'''

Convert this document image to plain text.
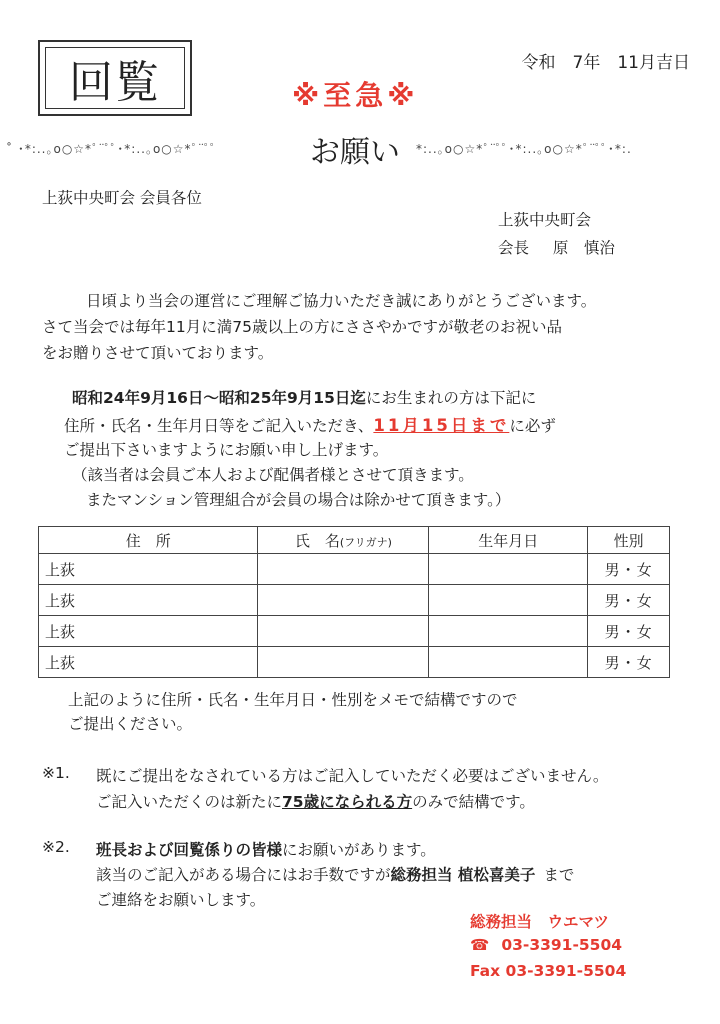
回覧	令和　7年　11月吉日
※至急※
˚ ･*:..｡o○☆*ﾟ¨ﾟﾟ･*:..｡o○☆*ﾟ¨ﾟﾟ	お願い *:..｡o○☆*ﾟ¨ﾟﾟ･*:..｡o○☆*ﾟ¨ﾟﾟ･*:.
上荻中央町会 会員各位
上荻中央町会
会長 原　慎治
日頃より当会の運営にご理解ご協力いただき誠にありがとうございます。
さて当会では毎年11月に満75歳以上の方にささやかですが敬老のお祝い品
をお贈りさせて頂いております。
昭和24年9月16日～昭和25年9月15日迄にお生まれの方は下記に
住所・氏名・生年月日等をご記入いただき、11月15日までに必ず
ご提出下さいますようにお願い申し上げます。
（該当者は会員ご本人および配偶者様とさせて頂きます。
またマンション管理組合が会員の場合は除かせて頂きます。）
住　所	氏　名(フリガナ)	生年月日	性別
上荻			男・女
上荻			男・女
上荻			男・女
上荻			男・女
上記のように住所・氏名・生年月日・性別をメモで結構ですので
ご提出ください。
※1. 既にご提出をなされている方はご記入していただく必要はございません。
ご記入いただくのは新たに75歳になられる方のみで結構です。
※2. 班長および回覧係りの皆様にお願いがあります。
該当のご記入がある場合にはお手数ですが総務担当 植松喜美子 まで
ご連絡をお願いします。
総務担当　ウエマツ
☎ 03-3391-5504
Fax 03-3391-5504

'''

Do not include the images; transcribe the rest of the listing exactly.

Convert this document image to plain text.
回覧	令和　7年　11月吉日
※至急※
˚ ･*:..｡o○☆*ﾟ¨ﾟﾟ･*:..｡o○☆*ﾟ¨ﾟﾟ	お願い *:..｡o○☆*ﾟ¨ﾟﾟ･*:..｡o○☆*ﾟ¨ﾟﾟ･*:.
上荻中央町会 会員各位
上荻中央町会
会長 原　慎治
日頃より当会の運営にご理解ご協力いただき誠にありがとうございます。
さて当会では毎年11月に満75歳以上の方にささやかですが敬老のお祝い品
をお贈りさせて頂いております。
昭和24年9月16日～昭和25年9月15日迄にお生まれの方は下記に
住所・氏名・生年月日等をご記入いただき、11月15日までに必ず
ご提出下さいますようにお願い申し上げます。
（該当者は会員ご本人および配偶者様とさせて頂きます。
またマンション管理組合が会員の場合は除かせて頂きます。）
住　所	氏　名(フリガナ)	生年月日	性別
上荻			男・女
上荻			男・女
上荻			男・女
上荻			男・女
上記のように住所・氏名・生年月日・性別をメモで結構ですので
ご提出ください。
※1. 既にご提出をなされている方はご記入していただく必要はございません。
ご記入いただくのは新たに75歳になられる方のみで結構です。
※2. 班長および回覧係りの皆様にお願いがあります。
該当のご記入がある場合にはお手数ですが総務担当 植松喜美子 まで
ご連絡をお願いします。
総務担当　ウエマツ
☎ 03-3391-5504
Fax 03-3391-5504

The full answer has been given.